Write every line of the material out exactly as shown.
+ + +
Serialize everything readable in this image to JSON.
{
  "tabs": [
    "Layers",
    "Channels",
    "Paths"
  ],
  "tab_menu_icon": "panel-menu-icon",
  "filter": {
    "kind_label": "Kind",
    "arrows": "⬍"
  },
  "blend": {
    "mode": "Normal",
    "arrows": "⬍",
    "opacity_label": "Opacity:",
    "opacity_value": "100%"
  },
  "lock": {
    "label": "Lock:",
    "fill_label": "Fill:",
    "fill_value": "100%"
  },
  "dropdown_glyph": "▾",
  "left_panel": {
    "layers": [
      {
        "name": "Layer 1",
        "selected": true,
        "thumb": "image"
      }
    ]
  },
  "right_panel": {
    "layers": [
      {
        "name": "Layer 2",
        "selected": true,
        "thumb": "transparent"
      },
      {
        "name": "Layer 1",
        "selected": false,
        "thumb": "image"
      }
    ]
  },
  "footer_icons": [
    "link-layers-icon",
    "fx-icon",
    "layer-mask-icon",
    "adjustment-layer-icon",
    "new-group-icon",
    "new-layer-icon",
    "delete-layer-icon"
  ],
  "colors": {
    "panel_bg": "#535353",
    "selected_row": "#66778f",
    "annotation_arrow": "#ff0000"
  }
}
+ + +
**Result:**
Serialize everything readable in this image to JSON.
{
  "tabs": [
    "Layers",
    "Channels",
    "Paths"
  ],
  "tab_menu_icon": "panel-menu-icon",
  "filter": {
    "kind_label": "Kind",
    "arrows": "⬍"
  },
  "blend": {
    "mode": "Normal",
    "arrows": "⬍",
    "opacity_label": "Opacity:",
    "opacity_value": "100%"
  },
  "lock": {
    "label": "Lock:",
    "fill_label": "Fill:",
    "fill_value": "100%"
  },
  "dropdown_glyph": "▾",
  "left_panel": {
    "layers": [
      {
        "name": "Layer 1",
        "selected": true,
        "thumb": "image"
      }
    ]
  },
  "right_panel": {
    "layers": [
      {
        "name": "Layer 2",
        "selected": true,
        "thumb": "transparent"
      },
      {
        "name": "Layer 1",
        "selected": false,
        "thumb": "image"
      }
    ]
  },
  "footer_icons": [
    "link-layers-icon",
    "fx-icon",
    "layer-mask-icon",
    "adjustment-layer-icon",
    "new-group-icon",
    "new-layer-icon",
    "delete-layer-icon"
  ],
  "colors": {
    "panel_bg": "#535353",
    "selected_row": "#66778f",
    "annotation_arrow": "#ff0000"
  }
}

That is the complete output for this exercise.